* begin Given data *

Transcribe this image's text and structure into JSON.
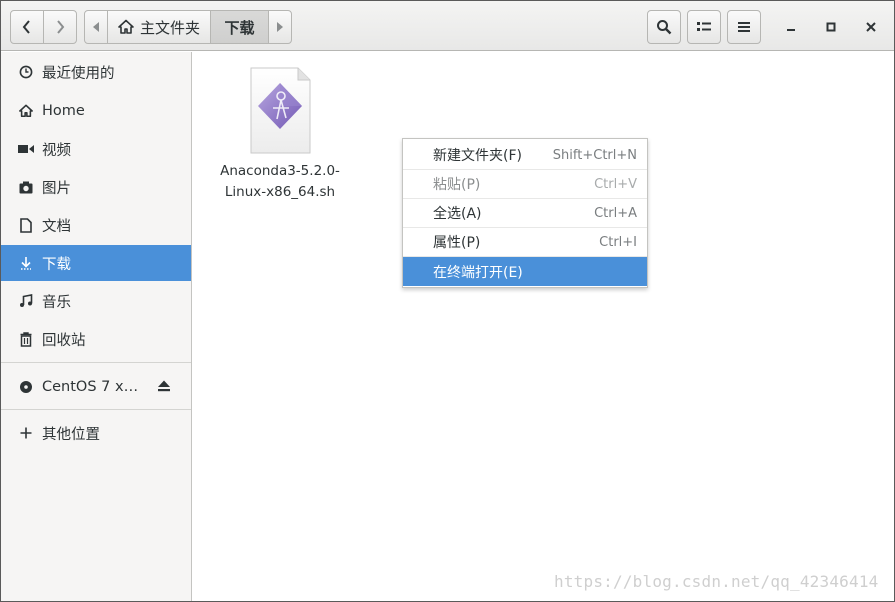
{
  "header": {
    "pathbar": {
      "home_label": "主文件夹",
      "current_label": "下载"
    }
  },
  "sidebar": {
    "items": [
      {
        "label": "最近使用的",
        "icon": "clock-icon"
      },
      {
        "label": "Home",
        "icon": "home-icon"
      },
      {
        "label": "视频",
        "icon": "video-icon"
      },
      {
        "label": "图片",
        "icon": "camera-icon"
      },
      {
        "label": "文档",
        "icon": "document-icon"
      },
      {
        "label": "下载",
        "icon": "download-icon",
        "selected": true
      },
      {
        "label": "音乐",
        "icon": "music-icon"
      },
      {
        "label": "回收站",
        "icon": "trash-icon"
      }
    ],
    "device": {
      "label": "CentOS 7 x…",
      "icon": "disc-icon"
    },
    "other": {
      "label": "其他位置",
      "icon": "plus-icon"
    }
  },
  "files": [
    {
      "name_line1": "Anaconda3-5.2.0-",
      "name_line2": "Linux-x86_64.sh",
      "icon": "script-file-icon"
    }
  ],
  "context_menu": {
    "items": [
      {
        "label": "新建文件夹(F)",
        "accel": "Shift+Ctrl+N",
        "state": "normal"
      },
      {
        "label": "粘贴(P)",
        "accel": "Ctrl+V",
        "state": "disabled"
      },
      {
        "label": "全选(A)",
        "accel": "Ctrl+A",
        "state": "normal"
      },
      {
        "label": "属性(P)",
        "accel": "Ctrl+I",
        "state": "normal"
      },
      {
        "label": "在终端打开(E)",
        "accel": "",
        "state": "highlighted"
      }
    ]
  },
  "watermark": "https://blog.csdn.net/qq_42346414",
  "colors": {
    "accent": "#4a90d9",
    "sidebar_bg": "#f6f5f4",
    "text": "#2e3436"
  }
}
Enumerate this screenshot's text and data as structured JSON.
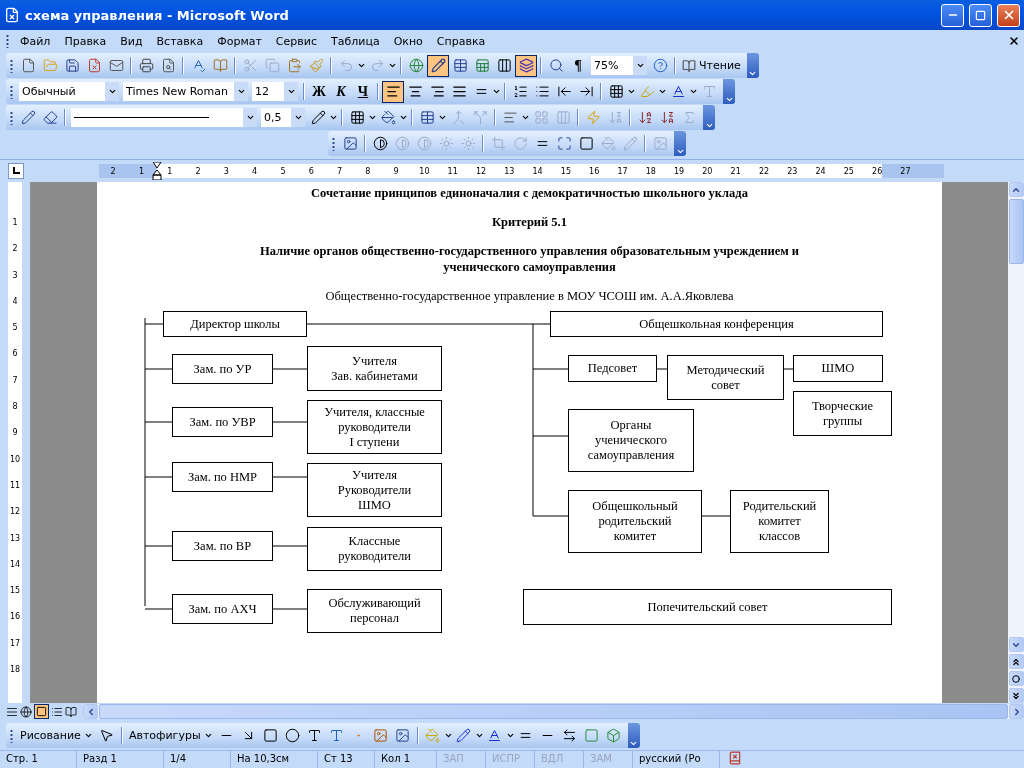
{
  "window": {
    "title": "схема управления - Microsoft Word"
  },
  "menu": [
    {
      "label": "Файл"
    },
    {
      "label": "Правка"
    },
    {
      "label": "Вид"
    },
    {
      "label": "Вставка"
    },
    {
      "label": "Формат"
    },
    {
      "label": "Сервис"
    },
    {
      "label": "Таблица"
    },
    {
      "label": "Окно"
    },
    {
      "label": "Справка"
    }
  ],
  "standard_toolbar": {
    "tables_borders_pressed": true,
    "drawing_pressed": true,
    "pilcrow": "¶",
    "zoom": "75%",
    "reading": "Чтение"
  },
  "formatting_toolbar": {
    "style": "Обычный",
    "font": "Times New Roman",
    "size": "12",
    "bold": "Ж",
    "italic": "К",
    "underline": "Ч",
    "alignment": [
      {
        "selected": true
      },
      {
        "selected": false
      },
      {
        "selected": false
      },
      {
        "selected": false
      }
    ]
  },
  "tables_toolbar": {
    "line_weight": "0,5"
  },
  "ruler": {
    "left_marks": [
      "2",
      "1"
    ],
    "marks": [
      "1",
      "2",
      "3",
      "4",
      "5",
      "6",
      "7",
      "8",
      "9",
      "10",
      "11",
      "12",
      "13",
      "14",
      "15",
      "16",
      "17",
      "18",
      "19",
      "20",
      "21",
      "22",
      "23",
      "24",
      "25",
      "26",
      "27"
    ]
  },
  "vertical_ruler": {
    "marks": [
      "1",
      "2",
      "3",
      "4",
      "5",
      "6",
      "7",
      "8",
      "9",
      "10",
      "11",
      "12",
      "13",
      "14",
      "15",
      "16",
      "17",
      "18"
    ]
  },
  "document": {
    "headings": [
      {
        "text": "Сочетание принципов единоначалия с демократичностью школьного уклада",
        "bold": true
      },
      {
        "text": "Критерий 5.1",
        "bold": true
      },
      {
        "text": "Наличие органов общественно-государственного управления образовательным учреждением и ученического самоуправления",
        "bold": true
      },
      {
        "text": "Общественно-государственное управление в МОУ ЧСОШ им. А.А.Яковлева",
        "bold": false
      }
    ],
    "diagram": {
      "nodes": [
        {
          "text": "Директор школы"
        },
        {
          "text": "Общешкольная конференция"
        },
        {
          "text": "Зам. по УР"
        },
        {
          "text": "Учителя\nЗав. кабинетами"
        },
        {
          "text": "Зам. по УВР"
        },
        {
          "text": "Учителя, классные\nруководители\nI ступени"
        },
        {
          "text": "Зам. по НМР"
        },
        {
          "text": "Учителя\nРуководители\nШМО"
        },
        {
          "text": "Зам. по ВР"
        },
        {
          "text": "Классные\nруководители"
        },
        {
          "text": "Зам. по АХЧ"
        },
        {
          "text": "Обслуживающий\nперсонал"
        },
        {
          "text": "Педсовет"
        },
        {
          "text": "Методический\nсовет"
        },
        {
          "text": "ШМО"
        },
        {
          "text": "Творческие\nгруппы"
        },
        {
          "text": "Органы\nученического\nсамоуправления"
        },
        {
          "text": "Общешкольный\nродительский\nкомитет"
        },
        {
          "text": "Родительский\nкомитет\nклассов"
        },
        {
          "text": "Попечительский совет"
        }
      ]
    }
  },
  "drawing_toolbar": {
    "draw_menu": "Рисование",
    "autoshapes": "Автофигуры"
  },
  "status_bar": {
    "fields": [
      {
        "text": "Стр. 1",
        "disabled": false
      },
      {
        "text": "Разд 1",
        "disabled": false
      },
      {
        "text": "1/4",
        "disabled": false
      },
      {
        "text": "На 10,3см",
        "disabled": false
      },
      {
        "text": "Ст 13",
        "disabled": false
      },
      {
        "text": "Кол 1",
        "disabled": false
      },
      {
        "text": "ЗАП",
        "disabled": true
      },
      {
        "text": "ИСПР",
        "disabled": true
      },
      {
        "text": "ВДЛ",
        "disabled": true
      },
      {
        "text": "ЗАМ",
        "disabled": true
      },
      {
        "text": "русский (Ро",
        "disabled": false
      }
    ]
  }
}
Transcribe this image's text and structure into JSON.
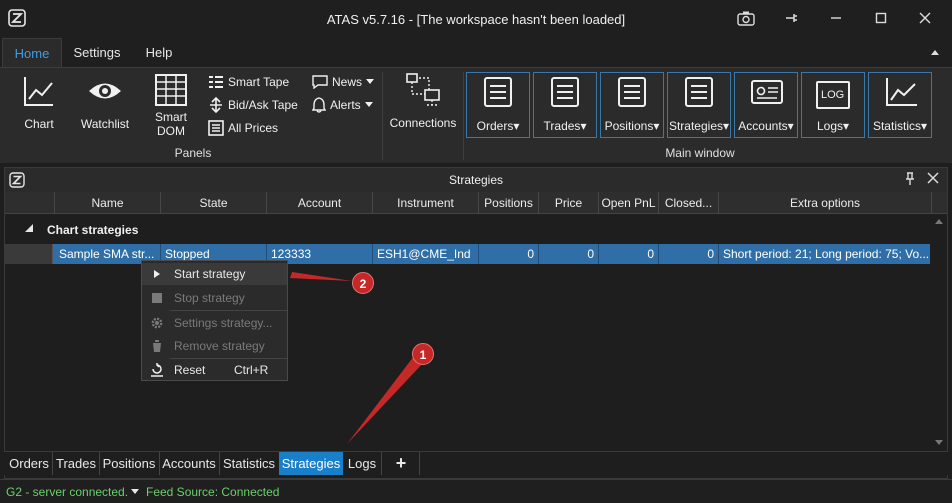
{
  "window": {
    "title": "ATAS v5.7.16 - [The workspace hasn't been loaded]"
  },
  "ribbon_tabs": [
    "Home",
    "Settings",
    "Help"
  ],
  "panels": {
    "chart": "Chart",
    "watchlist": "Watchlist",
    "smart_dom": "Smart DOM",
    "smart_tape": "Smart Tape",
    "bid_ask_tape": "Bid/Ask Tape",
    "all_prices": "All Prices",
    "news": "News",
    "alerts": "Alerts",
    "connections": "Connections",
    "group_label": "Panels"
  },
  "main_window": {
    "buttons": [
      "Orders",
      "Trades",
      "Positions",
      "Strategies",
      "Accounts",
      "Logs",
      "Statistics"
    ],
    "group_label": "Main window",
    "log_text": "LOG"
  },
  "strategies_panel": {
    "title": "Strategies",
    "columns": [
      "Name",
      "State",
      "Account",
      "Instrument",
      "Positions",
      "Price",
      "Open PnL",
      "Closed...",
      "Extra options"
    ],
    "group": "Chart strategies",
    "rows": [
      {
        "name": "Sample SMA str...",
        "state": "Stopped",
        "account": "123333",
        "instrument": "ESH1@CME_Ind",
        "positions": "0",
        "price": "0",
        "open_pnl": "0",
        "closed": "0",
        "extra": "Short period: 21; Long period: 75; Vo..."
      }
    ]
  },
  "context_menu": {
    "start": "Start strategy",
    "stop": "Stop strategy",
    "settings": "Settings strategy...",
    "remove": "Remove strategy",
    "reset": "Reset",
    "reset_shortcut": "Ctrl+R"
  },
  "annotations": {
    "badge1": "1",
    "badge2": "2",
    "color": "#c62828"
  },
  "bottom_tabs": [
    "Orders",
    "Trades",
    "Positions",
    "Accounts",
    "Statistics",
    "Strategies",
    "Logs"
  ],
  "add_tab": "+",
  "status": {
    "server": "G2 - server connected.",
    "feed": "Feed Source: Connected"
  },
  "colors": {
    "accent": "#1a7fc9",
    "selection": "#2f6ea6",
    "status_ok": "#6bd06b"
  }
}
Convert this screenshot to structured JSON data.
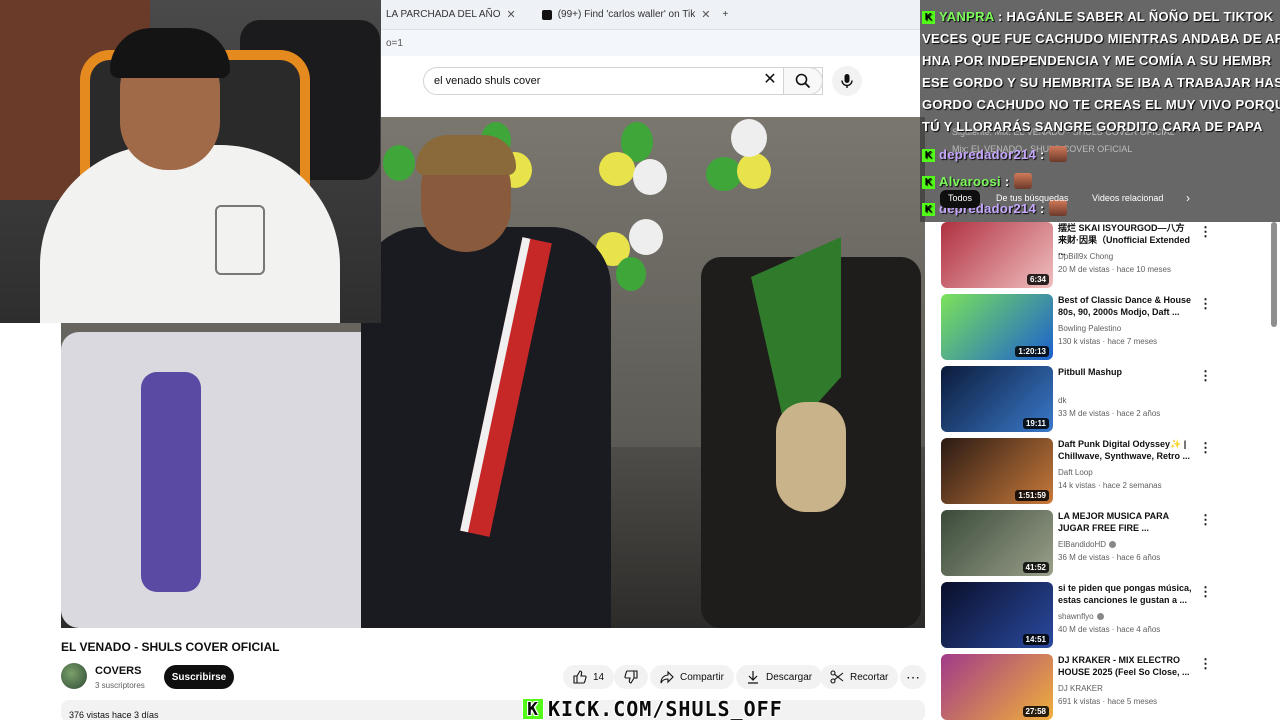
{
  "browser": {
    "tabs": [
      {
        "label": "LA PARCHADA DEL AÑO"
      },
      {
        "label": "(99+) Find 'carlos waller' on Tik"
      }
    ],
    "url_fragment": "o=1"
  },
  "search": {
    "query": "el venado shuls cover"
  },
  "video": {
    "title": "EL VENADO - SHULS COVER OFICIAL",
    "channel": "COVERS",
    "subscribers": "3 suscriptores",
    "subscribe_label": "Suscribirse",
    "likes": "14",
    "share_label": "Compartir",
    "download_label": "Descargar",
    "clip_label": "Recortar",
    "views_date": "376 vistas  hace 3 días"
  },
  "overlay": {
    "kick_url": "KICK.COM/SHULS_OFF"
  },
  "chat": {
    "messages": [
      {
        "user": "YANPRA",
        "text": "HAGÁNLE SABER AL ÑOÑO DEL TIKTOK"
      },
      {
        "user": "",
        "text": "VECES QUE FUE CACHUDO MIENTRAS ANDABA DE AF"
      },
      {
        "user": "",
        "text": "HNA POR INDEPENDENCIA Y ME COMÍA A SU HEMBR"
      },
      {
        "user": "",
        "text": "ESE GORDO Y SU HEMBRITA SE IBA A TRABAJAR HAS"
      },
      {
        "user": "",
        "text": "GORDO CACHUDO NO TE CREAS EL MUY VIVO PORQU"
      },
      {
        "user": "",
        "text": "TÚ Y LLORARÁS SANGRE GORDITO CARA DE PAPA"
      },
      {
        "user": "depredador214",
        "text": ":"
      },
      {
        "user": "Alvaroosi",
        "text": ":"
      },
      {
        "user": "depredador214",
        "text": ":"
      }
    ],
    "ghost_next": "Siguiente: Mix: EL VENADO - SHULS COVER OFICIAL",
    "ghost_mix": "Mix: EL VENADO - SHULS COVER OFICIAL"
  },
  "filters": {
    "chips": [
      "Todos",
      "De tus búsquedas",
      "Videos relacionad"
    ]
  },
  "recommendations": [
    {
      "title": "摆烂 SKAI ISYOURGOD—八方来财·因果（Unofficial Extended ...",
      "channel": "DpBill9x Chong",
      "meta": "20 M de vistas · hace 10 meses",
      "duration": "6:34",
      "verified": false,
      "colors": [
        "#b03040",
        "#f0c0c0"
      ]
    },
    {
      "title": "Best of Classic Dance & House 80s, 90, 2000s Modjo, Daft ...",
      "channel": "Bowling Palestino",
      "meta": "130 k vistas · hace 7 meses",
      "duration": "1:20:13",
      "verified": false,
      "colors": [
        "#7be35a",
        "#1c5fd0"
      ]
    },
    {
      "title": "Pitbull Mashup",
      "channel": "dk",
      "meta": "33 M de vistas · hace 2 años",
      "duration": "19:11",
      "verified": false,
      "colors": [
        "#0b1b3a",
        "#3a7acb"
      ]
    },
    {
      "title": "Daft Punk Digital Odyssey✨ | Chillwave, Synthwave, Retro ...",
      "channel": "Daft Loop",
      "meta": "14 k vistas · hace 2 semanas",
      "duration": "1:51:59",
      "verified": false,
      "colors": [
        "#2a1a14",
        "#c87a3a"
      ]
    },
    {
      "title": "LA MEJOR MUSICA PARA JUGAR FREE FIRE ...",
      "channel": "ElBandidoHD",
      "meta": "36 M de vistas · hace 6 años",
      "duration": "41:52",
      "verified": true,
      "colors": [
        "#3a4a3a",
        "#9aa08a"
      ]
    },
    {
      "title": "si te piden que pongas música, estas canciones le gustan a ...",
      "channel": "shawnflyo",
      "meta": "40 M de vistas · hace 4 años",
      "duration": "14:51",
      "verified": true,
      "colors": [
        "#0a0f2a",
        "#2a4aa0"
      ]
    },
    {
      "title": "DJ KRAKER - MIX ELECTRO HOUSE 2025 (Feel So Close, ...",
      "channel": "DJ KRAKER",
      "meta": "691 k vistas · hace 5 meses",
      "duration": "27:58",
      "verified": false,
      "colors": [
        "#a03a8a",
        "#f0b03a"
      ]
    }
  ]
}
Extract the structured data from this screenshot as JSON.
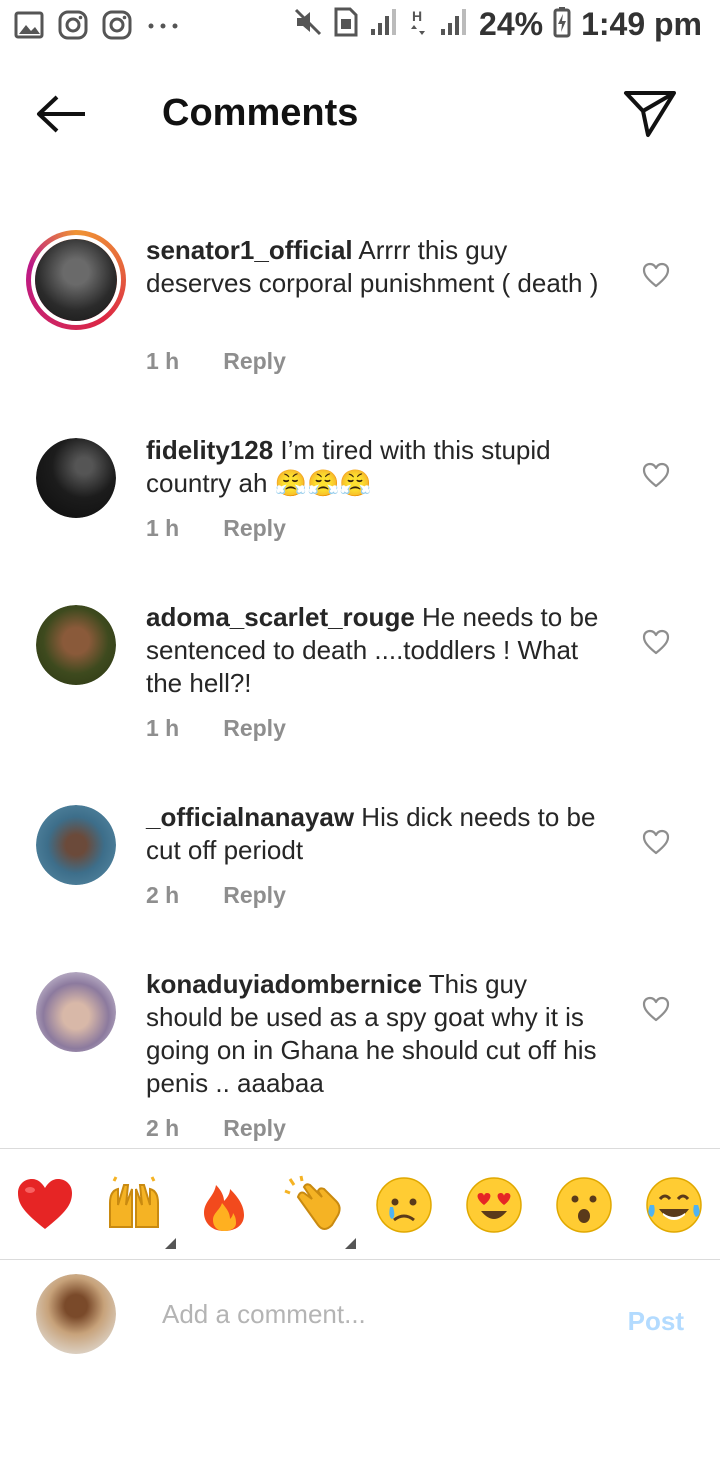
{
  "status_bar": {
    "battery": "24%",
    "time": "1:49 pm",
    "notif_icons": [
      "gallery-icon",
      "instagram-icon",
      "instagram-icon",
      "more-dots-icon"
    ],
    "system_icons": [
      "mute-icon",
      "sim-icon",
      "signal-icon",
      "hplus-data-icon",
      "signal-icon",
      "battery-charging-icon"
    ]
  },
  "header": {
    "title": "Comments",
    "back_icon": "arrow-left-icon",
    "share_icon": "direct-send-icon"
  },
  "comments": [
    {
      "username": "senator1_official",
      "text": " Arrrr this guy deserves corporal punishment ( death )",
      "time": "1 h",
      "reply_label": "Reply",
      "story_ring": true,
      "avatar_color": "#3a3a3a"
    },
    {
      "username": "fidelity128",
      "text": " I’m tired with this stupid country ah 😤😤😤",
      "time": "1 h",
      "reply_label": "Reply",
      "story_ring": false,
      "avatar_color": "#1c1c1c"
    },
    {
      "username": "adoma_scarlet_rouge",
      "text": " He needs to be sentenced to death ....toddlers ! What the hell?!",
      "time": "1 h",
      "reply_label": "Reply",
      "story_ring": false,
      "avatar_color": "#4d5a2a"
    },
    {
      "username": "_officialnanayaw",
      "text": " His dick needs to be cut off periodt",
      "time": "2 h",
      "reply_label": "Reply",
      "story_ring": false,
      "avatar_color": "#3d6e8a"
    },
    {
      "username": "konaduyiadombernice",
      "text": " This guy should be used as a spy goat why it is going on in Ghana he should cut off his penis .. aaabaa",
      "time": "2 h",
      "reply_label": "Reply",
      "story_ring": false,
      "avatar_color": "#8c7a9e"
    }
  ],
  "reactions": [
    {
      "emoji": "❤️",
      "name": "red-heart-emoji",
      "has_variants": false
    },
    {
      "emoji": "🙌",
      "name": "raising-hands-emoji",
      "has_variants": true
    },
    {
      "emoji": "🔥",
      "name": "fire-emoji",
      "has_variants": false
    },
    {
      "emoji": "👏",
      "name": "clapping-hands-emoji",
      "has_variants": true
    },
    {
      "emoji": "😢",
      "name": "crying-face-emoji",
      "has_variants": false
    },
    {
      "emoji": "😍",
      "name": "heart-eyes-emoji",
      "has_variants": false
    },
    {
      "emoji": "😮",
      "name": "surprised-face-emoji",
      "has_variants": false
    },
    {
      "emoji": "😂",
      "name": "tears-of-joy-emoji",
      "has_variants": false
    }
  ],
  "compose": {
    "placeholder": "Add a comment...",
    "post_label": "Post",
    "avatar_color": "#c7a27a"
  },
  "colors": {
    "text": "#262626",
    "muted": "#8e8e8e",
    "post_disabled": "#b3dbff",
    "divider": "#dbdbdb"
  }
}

* end Given data *

Goal:
Pick every line with "face" in it and copy it.

Result of the exercise:
      "name": "crying-face-emoji",
      "name": "surprised-face-emoji",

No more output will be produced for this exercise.